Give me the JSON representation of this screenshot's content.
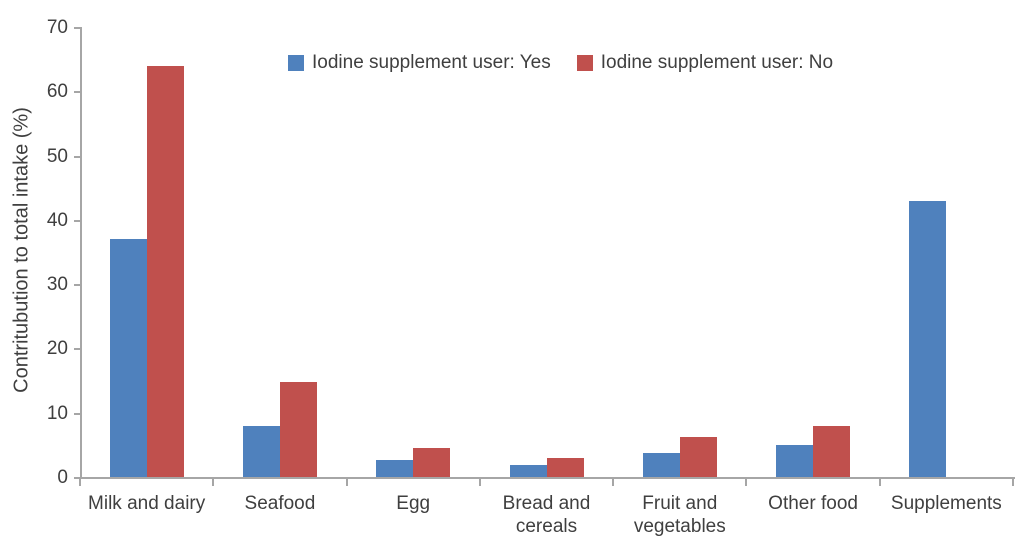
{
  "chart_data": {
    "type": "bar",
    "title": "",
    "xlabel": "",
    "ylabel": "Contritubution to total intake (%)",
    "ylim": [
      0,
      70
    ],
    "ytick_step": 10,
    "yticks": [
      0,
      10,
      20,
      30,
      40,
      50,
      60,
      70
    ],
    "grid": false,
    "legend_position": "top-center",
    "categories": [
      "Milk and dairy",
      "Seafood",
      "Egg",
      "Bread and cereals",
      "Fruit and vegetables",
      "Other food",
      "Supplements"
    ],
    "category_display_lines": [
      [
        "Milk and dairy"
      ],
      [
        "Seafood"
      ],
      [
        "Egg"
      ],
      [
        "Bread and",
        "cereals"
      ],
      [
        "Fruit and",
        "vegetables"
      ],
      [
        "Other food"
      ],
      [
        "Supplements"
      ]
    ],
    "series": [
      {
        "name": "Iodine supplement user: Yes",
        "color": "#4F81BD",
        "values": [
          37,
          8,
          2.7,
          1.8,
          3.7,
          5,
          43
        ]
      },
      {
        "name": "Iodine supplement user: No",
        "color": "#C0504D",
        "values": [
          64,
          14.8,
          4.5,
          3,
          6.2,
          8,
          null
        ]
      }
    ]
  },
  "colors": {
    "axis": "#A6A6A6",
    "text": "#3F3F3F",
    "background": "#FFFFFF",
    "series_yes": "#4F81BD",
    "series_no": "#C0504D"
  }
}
* * *
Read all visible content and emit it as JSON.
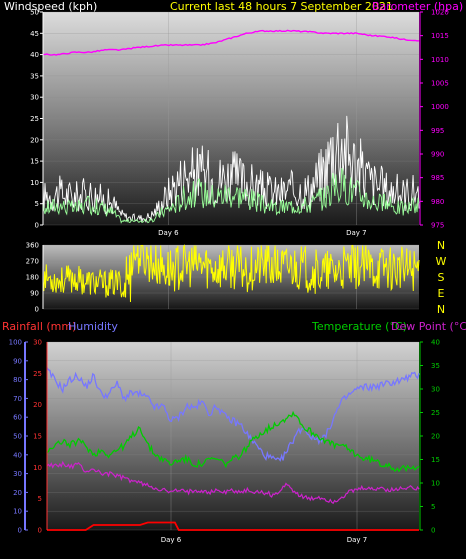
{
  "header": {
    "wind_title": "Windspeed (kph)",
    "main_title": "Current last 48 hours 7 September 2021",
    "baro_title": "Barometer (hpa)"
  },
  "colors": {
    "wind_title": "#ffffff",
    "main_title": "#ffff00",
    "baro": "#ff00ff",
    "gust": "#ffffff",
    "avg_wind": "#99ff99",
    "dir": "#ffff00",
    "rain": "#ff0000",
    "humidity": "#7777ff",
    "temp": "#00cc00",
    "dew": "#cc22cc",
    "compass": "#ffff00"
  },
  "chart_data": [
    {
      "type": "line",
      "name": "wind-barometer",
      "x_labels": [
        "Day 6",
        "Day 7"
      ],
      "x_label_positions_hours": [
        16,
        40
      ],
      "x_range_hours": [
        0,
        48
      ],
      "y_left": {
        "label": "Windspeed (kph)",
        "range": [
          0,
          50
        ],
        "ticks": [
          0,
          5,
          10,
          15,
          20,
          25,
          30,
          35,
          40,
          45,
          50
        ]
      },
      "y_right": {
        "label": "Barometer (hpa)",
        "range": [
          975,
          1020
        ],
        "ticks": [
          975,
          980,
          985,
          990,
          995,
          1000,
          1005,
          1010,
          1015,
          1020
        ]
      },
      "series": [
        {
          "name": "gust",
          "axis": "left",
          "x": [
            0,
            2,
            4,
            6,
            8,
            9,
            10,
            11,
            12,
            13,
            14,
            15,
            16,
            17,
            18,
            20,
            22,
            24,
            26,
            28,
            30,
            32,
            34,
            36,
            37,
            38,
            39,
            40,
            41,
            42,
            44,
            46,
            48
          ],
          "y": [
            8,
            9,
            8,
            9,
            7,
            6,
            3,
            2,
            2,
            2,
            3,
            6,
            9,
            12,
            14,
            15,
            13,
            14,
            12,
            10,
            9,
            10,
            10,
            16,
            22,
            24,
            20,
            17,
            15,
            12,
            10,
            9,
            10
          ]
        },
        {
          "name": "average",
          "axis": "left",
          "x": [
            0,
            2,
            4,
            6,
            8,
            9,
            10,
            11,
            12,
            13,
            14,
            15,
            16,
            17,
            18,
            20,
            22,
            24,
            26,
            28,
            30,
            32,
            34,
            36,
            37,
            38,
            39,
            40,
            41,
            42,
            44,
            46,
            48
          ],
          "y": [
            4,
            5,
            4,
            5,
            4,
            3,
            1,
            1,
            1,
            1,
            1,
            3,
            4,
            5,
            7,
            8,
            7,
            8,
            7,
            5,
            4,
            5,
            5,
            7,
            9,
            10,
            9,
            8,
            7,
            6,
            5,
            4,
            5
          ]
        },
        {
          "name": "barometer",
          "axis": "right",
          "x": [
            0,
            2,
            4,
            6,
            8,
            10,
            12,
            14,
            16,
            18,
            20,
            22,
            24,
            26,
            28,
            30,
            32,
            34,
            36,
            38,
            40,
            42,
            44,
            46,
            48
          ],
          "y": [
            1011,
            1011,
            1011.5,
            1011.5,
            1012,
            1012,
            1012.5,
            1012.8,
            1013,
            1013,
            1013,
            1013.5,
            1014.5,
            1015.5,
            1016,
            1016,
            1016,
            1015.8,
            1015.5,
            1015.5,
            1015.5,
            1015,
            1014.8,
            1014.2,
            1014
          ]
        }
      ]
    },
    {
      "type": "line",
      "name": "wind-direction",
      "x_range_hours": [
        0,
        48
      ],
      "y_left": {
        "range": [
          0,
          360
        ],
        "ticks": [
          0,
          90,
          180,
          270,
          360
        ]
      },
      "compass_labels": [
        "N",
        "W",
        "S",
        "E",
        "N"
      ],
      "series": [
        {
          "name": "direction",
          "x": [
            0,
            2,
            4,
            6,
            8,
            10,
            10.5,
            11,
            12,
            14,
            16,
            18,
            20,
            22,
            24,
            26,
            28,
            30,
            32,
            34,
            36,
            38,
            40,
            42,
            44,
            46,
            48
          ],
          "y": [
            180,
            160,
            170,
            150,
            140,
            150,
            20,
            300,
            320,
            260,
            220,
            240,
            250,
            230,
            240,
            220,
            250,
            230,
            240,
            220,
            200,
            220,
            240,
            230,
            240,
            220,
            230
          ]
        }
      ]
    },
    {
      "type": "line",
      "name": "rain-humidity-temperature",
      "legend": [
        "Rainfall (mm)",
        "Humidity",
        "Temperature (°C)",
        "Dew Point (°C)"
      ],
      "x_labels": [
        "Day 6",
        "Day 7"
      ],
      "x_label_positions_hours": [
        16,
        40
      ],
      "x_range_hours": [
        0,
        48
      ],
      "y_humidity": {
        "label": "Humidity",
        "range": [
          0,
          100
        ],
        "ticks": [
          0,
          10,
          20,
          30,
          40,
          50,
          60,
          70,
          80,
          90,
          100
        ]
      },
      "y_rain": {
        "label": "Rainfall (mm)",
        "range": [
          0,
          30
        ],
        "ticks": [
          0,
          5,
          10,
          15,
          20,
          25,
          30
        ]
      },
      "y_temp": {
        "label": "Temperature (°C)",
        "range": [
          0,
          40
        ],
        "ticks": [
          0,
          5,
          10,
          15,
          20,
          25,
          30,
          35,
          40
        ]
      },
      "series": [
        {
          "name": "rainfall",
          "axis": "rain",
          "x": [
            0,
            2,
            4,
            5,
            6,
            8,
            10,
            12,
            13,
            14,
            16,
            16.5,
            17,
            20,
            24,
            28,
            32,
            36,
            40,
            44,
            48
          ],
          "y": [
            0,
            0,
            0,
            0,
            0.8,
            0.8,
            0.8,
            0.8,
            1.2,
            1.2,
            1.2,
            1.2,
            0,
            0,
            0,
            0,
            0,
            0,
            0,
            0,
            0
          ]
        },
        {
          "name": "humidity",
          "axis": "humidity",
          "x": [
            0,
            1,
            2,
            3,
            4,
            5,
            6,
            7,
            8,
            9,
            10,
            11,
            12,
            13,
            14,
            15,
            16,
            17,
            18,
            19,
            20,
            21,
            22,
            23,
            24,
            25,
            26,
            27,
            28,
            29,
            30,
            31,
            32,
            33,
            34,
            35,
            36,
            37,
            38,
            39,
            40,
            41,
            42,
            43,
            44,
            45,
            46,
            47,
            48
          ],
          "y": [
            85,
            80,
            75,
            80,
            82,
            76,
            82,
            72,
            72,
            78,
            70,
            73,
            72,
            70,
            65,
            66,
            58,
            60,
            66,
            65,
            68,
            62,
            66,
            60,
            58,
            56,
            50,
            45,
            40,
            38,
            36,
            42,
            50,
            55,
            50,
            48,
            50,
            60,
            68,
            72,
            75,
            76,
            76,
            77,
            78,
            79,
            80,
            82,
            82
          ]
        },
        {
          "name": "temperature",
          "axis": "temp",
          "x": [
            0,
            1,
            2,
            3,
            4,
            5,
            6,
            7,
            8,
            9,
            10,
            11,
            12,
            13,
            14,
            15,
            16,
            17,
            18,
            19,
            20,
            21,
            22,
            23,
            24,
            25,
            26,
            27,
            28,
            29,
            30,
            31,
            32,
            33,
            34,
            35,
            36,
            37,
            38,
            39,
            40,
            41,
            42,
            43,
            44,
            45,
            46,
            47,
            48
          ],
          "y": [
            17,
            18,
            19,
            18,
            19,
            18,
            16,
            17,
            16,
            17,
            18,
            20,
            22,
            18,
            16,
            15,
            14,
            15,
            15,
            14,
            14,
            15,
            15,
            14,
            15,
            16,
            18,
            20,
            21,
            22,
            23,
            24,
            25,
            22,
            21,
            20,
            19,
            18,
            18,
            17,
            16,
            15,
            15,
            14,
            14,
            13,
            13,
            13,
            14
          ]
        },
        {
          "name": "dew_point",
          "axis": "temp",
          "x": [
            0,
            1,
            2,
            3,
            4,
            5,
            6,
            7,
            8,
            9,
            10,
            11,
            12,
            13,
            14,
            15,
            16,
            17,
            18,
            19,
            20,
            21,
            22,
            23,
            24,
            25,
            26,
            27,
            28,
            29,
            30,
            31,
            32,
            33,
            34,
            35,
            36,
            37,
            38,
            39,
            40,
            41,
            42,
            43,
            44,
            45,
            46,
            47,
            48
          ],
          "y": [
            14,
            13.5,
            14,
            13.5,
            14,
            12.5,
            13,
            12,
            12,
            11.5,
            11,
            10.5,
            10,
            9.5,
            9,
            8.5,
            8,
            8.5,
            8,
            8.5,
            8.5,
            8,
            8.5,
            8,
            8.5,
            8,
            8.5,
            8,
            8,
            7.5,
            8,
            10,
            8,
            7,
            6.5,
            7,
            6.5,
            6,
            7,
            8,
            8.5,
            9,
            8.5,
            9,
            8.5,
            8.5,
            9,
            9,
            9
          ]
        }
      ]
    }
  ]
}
* * *
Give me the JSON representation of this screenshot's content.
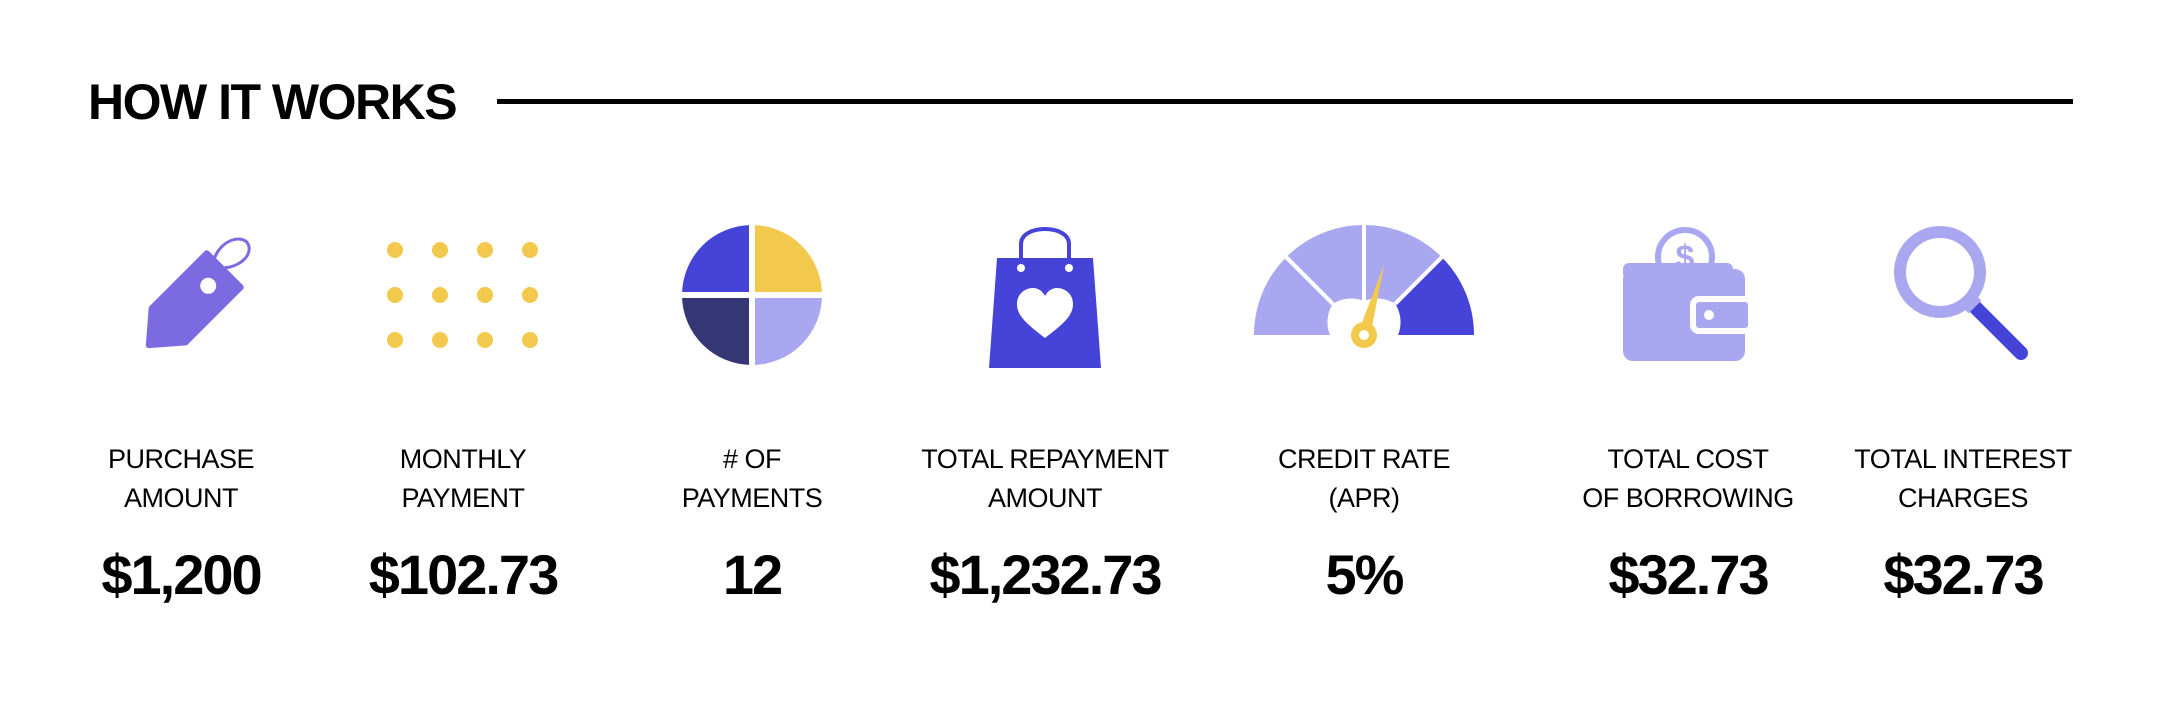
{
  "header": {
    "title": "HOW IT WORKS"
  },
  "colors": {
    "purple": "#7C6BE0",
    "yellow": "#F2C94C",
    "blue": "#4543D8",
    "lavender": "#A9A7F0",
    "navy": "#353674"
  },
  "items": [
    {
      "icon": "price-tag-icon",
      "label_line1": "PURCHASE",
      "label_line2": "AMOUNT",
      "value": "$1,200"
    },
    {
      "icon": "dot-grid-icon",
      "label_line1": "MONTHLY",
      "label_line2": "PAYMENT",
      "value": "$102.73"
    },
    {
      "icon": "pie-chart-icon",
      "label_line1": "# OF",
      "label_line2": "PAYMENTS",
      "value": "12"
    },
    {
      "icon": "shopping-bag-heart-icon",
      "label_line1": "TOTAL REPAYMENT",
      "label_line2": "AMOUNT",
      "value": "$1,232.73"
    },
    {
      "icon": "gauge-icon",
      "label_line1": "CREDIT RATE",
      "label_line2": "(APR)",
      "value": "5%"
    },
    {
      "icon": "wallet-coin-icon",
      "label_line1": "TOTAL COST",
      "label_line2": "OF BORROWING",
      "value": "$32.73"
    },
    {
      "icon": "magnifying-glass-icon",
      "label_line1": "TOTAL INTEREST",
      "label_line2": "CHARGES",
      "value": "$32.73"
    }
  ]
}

_OBJECTIVE_. Return every line of the preceding records in which the word "Windspeed" appears.

_TASK RESPONSE_.
    "wind_title": "Windspeed (kph)",
        "label": "Windspeed (kph)",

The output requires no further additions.